BEGIN Records for this task
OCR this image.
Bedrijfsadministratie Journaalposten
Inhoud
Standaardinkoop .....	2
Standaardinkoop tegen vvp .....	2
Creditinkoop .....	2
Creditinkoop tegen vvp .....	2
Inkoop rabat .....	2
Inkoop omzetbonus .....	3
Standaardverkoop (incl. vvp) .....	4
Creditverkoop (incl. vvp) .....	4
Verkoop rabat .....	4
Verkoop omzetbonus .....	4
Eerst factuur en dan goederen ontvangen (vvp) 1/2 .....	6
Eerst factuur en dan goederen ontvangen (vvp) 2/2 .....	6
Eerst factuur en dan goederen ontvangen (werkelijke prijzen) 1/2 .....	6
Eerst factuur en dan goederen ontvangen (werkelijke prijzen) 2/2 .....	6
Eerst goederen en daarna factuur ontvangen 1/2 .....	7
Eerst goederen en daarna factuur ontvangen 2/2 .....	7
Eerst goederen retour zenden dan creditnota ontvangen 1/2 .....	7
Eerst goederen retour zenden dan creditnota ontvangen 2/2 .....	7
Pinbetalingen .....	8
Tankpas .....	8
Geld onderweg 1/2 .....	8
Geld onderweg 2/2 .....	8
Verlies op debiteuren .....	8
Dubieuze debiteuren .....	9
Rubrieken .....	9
END Records for this task
Goal of the exercise
Look above for lines with the word "onderweg" and copy them all.

Solution
Geld onderweg 1/2 .....	8
Geld onderweg 2/2 .....	8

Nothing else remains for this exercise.